Listed records:
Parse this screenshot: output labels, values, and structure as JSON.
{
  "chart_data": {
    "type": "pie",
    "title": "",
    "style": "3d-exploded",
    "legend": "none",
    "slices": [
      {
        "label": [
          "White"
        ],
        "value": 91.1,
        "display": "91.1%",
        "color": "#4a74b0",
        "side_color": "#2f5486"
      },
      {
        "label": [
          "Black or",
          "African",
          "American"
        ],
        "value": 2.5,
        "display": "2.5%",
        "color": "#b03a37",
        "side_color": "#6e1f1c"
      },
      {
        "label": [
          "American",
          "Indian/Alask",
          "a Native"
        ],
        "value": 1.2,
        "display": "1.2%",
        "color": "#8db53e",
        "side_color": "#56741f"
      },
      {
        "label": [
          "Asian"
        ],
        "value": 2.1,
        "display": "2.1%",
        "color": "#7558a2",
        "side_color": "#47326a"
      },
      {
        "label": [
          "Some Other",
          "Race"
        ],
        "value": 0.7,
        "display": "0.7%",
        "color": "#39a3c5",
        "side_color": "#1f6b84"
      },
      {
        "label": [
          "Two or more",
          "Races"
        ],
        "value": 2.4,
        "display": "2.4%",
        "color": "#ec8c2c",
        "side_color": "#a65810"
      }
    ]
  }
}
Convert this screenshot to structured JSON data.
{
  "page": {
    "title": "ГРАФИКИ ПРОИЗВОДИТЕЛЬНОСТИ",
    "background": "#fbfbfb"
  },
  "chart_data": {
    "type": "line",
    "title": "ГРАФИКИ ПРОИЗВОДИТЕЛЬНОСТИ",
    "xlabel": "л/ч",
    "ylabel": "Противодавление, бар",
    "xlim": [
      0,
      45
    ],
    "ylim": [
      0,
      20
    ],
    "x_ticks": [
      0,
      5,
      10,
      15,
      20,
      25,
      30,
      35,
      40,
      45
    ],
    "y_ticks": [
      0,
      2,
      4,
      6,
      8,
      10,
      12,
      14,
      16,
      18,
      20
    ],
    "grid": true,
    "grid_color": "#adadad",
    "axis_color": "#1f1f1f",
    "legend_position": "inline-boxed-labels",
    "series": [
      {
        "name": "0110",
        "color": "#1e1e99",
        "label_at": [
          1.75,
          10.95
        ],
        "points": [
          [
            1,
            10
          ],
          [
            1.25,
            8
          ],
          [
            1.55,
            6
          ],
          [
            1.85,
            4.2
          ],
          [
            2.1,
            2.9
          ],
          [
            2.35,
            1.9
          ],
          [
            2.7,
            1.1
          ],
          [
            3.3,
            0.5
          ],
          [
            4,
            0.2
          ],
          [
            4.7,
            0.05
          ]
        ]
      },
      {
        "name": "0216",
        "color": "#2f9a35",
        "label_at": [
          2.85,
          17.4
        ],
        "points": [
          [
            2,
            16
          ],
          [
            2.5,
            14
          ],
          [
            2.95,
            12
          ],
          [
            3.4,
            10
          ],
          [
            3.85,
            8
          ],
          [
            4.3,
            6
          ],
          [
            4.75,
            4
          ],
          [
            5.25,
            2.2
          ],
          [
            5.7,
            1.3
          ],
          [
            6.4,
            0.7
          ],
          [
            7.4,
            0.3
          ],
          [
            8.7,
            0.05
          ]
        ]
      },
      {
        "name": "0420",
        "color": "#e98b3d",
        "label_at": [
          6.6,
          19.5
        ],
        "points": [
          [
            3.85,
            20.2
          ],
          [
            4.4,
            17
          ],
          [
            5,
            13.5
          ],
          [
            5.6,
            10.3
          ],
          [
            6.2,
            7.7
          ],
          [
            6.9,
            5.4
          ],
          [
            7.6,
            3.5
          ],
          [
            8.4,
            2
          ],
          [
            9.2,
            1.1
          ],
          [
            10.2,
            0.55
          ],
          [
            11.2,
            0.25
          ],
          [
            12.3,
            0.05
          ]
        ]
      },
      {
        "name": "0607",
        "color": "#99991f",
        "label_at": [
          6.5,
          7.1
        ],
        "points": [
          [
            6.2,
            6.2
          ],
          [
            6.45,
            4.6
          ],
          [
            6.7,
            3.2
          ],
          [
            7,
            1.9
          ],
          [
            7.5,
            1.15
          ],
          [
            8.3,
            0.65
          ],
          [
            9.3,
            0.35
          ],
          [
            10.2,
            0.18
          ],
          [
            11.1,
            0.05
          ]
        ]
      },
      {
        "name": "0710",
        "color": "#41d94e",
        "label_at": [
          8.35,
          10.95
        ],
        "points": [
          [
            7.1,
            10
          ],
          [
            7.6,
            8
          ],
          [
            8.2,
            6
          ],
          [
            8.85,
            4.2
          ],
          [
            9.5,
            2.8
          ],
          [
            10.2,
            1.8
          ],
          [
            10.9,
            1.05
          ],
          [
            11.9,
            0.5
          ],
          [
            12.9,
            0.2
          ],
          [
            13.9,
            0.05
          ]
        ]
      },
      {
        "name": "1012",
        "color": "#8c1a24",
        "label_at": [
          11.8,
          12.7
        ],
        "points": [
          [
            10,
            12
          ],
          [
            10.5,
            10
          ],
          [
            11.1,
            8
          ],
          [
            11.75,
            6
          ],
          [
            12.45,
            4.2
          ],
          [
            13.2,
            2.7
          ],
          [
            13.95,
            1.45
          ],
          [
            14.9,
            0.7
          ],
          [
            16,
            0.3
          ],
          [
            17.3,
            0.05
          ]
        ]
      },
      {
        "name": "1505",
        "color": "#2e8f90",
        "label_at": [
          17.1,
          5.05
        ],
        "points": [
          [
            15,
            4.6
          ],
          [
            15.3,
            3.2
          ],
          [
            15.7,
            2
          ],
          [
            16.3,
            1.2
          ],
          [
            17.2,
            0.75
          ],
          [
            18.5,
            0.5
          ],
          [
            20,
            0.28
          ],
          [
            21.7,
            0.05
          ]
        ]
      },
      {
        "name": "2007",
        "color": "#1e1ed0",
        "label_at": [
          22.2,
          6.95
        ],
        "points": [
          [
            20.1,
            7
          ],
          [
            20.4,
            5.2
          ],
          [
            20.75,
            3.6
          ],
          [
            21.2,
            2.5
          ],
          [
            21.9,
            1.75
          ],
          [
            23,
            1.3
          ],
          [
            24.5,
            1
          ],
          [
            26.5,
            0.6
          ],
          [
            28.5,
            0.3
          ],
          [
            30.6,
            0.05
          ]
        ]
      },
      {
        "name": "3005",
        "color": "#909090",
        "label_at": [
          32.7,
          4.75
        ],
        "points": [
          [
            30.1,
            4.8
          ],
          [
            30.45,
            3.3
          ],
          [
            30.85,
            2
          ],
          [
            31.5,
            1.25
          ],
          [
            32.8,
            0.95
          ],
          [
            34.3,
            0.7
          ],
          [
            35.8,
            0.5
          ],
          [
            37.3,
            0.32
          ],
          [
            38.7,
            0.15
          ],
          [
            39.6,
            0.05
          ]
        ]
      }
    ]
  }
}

Problem to solve: Repeat every line of the records above exactly.

Solution for this exercise:
Parse this screenshot: output labels, values, and structure as JSON.
{
  "chart_data": {
    "type": "pie",
    "title": "",
    "style": "3d-exploded",
    "legend": "none",
    "slices": [
      {
        "label": [
          "White"
        ],
        "value": 91.1,
        "display": "91.1%",
        "color": "#4a74b0",
        "side_color": "#2f5486"
      },
      {
        "label": [
          "Black or",
          "African",
          "American"
        ],
        "value": 2.5,
        "display": "2.5%",
        "color": "#b03a37",
        "side_color": "#6e1f1c"
      },
      {
        "label": [
          "American",
          "Indian/Alask",
          "a Native"
        ],
        "value": 1.2,
        "display": "1.2%",
        "color": "#8db53e",
        "side_color": "#56741f"
      },
      {
        "label": [
          "Asian"
        ],
        "value": 2.1,
        "display": "2.1%",
        "color": "#7558a2",
        "side_color": "#47326a"
      },
      {
        "label": [
          "Some Other",
          "Race"
        ],
        "value": 0.7,
        "display": "0.7%",
        "color": "#39a3c5",
        "side_color": "#1f6b84"
      },
      {
        "label": [
          "Two or more",
          "Races"
        ],
        "value": 2.4,
        "display": "2.4%",
        "color": "#ec8c2c",
        "side_color": "#a65810"
      }
    ]
  }
}
Convert this screenshot to structured JSON data.
{
  "page": {
    "title": "ГРАФИКИ ПРОИЗВОДИТЕЛЬНОСТИ",
    "background": "#fbfbfb"
  },
  "chart_data": {
    "type": "line",
    "title": "ГРАФИКИ ПРОИЗВОДИТЕЛЬНОСТИ",
    "xlabel": "л/ч",
    "ylabel": "Противодавление, бар",
    "xlim": [
      0,
      45
    ],
    "ylim": [
      0,
      20
    ],
    "x_ticks": [
      0,
      5,
      10,
      15,
      20,
      25,
      30,
      35,
      40,
      45
    ],
    "y_ticks": [
      0,
      2,
      4,
      6,
      8,
      10,
      12,
      14,
      16,
      18,
      20
    ],
    "grid": true,
    "grid_color": "#adadad",
    "axis_color": "#1f1f1f",
    "legend_position": "inline-boxed-labels",
    "series": [
      {
        "name": "0110",
        "color": "#1e1e99",
        "label_at": [
          1.75,
          10.95
        ],
        "points": [
          [
            1,
            10
          ],
          [
            1.25,
            8
          ],
          [
            1.55,
            6
          ],
          [
            1.85,
            4.2
          ],
          [
            2.1,
            2.9
          ],
          [
            2.35,
            1.9
          ],
          [
            2.7,
            1.1
          ],
          [
            3.3,
            0.5
          ],
          [
            4,
            0.2
          ],
          [
            4.7,
            0.05
          ]
        ]
      },
      {
        "name": "0216",
        "color": "#2f9a35",
        "label_at": [
          2.85,
          17.4
        ],
        "points": [
          [
            2,
            16
          ],
          [
            2.5,
            14
          ],
          [
            2.95,
            12
          ],
          [
            3.4,
            10
          ],
          [
            3.85,
            8
          ],
          [
            4.3,
            6
          ],
          [
            4.75,
            4
          ],
          [
            5.25,
            2.2
          ],
          [
            5.7,
            1.3
          ],
          [
            6.4,
            0.7
          ],
          [
            7.4,
            0.3
          ],
          [
            8.7,
            0.05
          ]
        ]
      },
      {
        "name": "0420",
        "color": "#e98b3d",
        "label_at": [
          6.6,
          19.5
        ],
        "points": [
          [
            3.85,
            20.2
          ],
          [
            4.4,
            17
          ],
          [
            5,
            13.5
          ],
          [
            5.6,
            10.3
          ],
          [
            6.2,
            7.7
          ],
          [
            6.9,
            5.4
          ],
          [
            7.6,
            3.5
          ],
          [
            8.4,
            2
          ],
          [
            9.2,
            1.1
          ],
          [
            10.2,
            0.55
          ],
          [
            11.2,
            0.25
          ],
          [
            12.3,
            0.05
          ]
        ]
      },
      {
        "name": "0607",
        "color": "#99991f",
        "label_at": [
          6.5,
          7.1
        ],
        "points": [
          [
            6.2,
            6.2
          ],
          [
            6.45,
            4.6
          ],
          [
            6.7,
            3.2
          ],
          [
            7,
            1.9
          ],
          [
            7.5,
            1.15
          ],
          [
            8.3,
            0.65
          ],
          [
            9.3,
            0.35
          ],
          [
            10.2,
            0.18
          ],
          [
            11.1,
            0.05
          ]
        ]
      },
      {
        "name": "0710",
        "color": "#41d94e",
        "label_at": [
          8.35,
          10.95
        ],
        "points": [
          [
            7.1,
            10
          ],
          [
            7.6,
            8
          ],
          [
            8.2,
            6
          ],
          [
            8.85,
            4.2
          ],
          [
            9.5,
            2.8
          ],
          [
            10.2,
            1.8
          ],
          [
            10.9,
            1.05
          ],
          [
            11.9,
            0.5
          ],
          [
            12.9,
            0.2
          ],
          [
            13.9,
            0.05
          ]
        ]
      },
      {
        "name": "1012",
        "color": "#8c1a24",
        "label_at": [
          11.8,
          12.7
        ],
        "points": [
          [
            10,
            12
          ],
          [
            10.5,
            10
          ],
          [
            11.1,
            8
          ],
          [
            11.75,
            6
          ],
          [
            12.45,
            4.2
          ],
          [
            13.2,
            2.7
          ],
          [
            13.95,
            1.45
          ],
          [
            14.9,
            0.7
          ],
          [
            16,
            0.3
          ],
          [
            17.3,
            0.05
          ]
        ]
      },
      {
        "name": "1505",
        "color": "#2e8f90",
        "label_at": [
          17.1,
          5.05
        ],
        "points": [
          [
            15,
            4.6
          ],
          [
            15.3,
            3.2
          ],
          [
            15.7,
            2
          ],
          [
            16.3,
            1.2
          ],
          [
            17.2,
            0.75
          ],
          [
            18.5,
            0.5
          ],
          [
            20,
            0.28
          ],
          [
            21.7,
            0.05
          ]
        ]
      },
      {
        "name": "2007",
        "color": "#1e1ed0",
        "label_at": [
          22.2,
          6.95
        ],
        "points": [
          [
            20.1,
            7
          ],
          [
            20.4,
            5.2
          ],
          [
            20.75,
            3.6
          ],
          [
            21.2,
            2.5
          ],
          [
            21.9,
            1.75
          ],
          [
            23,
            1.3
          ],
          [
            24.5,
            1
          ],
          [
            26.5,
            0.6
          ],
          [
            28.5,
            0.3
          ],
          [
            30.6,
            0.05
          ]
        ]
      },
      {
        "name": "3005",
        "color": "#909090",
        "label_at": [
          32.7,
          4.75
        ],
        "points": [
          [
            30.1,
            4.8
          ],
          [
            30.45,
            3.3
          ],
          [
            30.85,
            2
          ],
          [
            31.5,
            1.25
          ],
          [
            32.8,
            0.95
          ],
          [
            34.3,
            0.7
          ],
          [
            35.8,
            0.5
          ],
          [
            37.3,
            0.32
          ],
          [
            38.7,
            0.15
          ],
          [
            39.6,
            0.05
          ]
        ]
      }
    ]
  }
}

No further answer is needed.